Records
=-=-=-=-=
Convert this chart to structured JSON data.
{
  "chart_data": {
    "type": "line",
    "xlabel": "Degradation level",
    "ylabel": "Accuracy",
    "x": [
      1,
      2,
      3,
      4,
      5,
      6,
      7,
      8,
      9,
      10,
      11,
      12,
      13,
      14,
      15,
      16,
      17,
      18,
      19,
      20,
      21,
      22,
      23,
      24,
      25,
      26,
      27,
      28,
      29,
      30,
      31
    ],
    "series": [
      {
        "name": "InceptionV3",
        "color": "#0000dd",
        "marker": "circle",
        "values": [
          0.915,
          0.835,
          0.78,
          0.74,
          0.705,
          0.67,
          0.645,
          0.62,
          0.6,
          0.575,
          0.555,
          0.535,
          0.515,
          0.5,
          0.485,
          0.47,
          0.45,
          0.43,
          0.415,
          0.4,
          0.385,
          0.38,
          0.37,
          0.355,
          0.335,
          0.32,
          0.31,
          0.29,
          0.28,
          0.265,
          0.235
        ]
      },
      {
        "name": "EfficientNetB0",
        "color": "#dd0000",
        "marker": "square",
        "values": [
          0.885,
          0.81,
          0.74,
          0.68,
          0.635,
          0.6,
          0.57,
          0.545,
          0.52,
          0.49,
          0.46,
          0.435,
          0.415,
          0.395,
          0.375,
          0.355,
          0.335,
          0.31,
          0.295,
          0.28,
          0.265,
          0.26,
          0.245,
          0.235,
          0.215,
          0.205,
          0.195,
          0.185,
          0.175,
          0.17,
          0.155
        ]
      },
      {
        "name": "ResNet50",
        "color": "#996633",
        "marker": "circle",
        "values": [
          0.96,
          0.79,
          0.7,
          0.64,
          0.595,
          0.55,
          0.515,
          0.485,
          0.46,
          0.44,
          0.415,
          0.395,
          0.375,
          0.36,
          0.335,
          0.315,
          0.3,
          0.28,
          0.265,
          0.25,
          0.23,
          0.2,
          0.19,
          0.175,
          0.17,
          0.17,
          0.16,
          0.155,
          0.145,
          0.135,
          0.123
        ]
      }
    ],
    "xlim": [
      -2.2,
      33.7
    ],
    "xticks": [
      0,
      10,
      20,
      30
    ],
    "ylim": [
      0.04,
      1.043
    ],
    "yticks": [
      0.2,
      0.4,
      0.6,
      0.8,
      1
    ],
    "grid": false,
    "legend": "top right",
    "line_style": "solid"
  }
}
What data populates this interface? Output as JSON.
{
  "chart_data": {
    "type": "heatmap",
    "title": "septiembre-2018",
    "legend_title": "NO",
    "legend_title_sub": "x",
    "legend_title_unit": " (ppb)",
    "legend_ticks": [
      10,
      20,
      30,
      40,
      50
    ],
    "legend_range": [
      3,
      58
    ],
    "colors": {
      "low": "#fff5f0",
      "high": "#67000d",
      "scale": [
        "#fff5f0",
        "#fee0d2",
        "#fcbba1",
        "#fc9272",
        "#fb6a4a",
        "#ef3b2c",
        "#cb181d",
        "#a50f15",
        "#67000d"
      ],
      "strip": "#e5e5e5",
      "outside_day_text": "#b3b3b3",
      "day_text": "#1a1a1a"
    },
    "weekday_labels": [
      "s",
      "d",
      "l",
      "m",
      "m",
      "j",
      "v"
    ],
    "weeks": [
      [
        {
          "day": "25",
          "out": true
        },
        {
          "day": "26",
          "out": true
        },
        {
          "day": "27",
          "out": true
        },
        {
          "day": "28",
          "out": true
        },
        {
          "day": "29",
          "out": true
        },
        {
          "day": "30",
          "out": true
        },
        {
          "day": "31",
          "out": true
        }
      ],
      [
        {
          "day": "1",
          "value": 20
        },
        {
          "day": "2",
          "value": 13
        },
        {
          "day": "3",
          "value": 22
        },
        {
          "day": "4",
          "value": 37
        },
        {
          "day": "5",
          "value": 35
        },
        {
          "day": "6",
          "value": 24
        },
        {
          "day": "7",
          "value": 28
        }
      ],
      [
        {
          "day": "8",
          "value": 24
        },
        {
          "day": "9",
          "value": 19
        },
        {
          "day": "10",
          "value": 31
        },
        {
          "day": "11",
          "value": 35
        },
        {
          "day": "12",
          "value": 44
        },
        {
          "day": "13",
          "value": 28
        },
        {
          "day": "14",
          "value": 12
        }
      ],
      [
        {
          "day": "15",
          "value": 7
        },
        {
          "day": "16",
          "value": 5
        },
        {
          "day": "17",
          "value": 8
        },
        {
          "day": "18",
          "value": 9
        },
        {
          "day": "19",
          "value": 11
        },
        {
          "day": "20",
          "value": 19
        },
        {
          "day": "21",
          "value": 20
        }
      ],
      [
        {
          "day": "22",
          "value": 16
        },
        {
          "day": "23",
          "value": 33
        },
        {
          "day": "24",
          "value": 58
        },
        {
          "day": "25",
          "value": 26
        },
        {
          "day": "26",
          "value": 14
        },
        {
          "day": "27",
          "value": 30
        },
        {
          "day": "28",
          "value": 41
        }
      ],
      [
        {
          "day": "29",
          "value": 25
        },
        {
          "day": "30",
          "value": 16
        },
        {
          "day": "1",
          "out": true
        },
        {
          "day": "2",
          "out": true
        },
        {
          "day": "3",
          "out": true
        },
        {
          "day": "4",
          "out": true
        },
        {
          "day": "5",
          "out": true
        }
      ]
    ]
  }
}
=-=-=-=-=
EXERCISE REQUIREMENTS —
The records above are to be repeated exactly, in their entirety.

OUTPUT FOR THIS TASK —
Convert this chart to structured JSON data.
{
  "chart_data": {
    "type": "line",
    "xlabel": "Degradation level",
    "ylabel": "Accuracy",
    "x": [
      1,
      2,
      3,
      4,
      5,
      6,
      7,
      8,
      9,
      10,
      11,
      12,
      13,
      14,
      15,
      16,
      17,
      18,
      19,
      20,
      21,
      22,
      23,
      24,
      25,
      26,
      27,
      28,
      29,
      30,
      31
    ],
    "series": [
      {
        "name": "InceptionV3",
        "color": "#0000dd",
        "marker": "circle",
        "values": [
          0.915,
          0.835,
          0.78,
          0.74,
          0.705,
          0.67,
          0.645,
          0.62,
          0.6,
          0.575,
          0.555,
          0.535,
          0.515,
          0.5,
          0.485,
          0.47,
          0.45,
          0.43,
          0.415,
          0.4,
          0.385,
          0.38,
          0.37,
          0.355,
          0.335,
          0.32,
          0.31,
          0.29,
          0.28,
          0.265,
          0.235
        ]
      },
      {
        "name": "EfficientNetB0",
        "color": "#dd0000",
        "marker": "square",
        "values": [
          0.885,
          0.81,
          0.74,
          0.68,
          0.635,
          0.6,
          0.57,
          0.545,
          0.52,
          0.49,
          0.46,
          0.435,
          0.415,
          0.395,
          0.375,
          0.355,
          0.335,
          0.31,
          0.295,
          0.28,
          0.265,
          0.26,
          0.245,
          0.235,
          0.215,
          0.205,
          0.195,
          0.185,
          0.175,
          0.17,
          0.155
        ]
      },
      {
        "name": "ResNet50",
        "color": "#996633",
        "marker": "circle",
        "values": [
          0.96,
          0.79,
          0.7,
          0.64,
          0.595,
          0.55,
          0.515,
          0.485,
          0.46,
          0.44,
          0.415,
          0.395,
          0.375,
          0.36,
          0.335,
          0.315,
          0.3,
          0.28,
          0.265,
          0.25,
          0.23,
          0.2,
          0.19,
          0.175,
          0.17,
          0.17,
          0.16,
          0.155,
          0.145,
          0.135,
          0.123
        ]
      }
    ],
    "xlim": [
      -2.2,
      33.7
    ],
    "xticks": [
      0,
      10,
      20,
      30
    ],
    "ylim": [
      0.04,
      1.043
    ],
    "yticks": [
      0.2,
      0.4,
      0.6,
      0.8,
      1
    ],
    "grid": false,
    "legend": "top right",
    "line_style": "solid"
  }
}
What data populates this interface? Output as JSON.
{
  "chart_data": {
    "type": "heatmap",
    "title": "septiembre-2018",
    "legend_title": "NO",
    "legend_title_sub": "x",
    "legend_title_unit": " (ppb)",
    "legend_ticks": [
      10,
      20,
      30,
      40,
      50
    ],
    "legend_range": [
      3,
      58
    ],
    "colors": {
      "low": "#fff5f0",
      "high": "#67000d",
      "scale": [
        "#fff5f0",
        "#fee0d2",
        "#fcbba1",
        "#fc9272",
        "#fb6a4a",
        "#ef3b2c",
        "#cb181d",
        "#a50f15",
        "#67000d"
      ],
      "strip": "#e5e5e5",
      "outside_day_text": "#b3b3b3",
      "day_text": "#1a1a1a"
    },
    "weekday_labels": [
      "s",
      "d",
      "l",
      "m",
      "m",
      "j",
      "v"
    ],
    "weeks": [
      [
        {
          "day": "25",
          "out": true
        },
        {
          "day": "26",
          "out": true
        },
        {
          "day": "27",
          "out": true
        },
        {
          "day": "28",
          "out": true
        },
        {
          "day": "29",
          "out": true
        },
        {
          "day": "30",
          "out": true
        },
        {
          "day": "31",
          "out": true
        }
      ],
      [
        {
          "day": "1",
          "value": 20
        },
        {
          "day": "2",
          "value": 13
        },
        {
          "day": "3",
          "value": 22
        },
        {
          "day": "4",
          "value": 37
        },
        {
          "day": "5",
          "value": 35
        },
        {
          "day": "6",
          "value": 24
        },
        {
          "day": "7",
          "value": 28
        }
      ],
      [
        {
          "day": "8",
          "value": 24
        },
        {
          "day": "9",
          "value": 19
        },
        {
          "day": "10",
          "value": 31
        },
        {
          "day": "11",
          "value": 35
        },
        {
          "day": "12",
          "value": 44
        },
        {
          "day": "13",
          "value": 28
        },
        {
          "day": "14",
          "value": 12
        }
      ],
      [
        {
          "day": "15",
          "value": 7
        },
        {
          "day": "16",
          "value": 5
        },
        {
          "day": "17",
          "value": 8
        },
        {
          "day": "18",
          "value": 9
        },
        {
          "day": "19",
          "value": 11
        },
        {
          "day": "20",
          "value": 19
        },
        {
          "day": "21",
          "value": 20
        }
      ],
      [
        {
          "day": "22",
          "value": 16
        },
        {
          "day": "23",
          "value": 33
        },
        {
          "day": "24",
          "value": 58
        },
        {
          "day": "25",
          "value": 26
        },
        {
          "day": "26",
          "value": 14
        },
        {
          "day": "27",
          "value": 30
        },
        {
          "day": "28",
          "value": 41
        }
      ],
      [
        {
          "day": "29",
          "value": 25
        },
        {
          "day": "30",
          "value": 16
        },
        {
          "day": "1",
          "out": true
        },
        {
          "day": "2",
          "out": true
        },
        {
          "day": "3",
          "out": true
        },
        {
          "day": "4",
          "out": true
        },
        {
          "day": "5",
          "out": true
        }
      ]
    ]
  }
}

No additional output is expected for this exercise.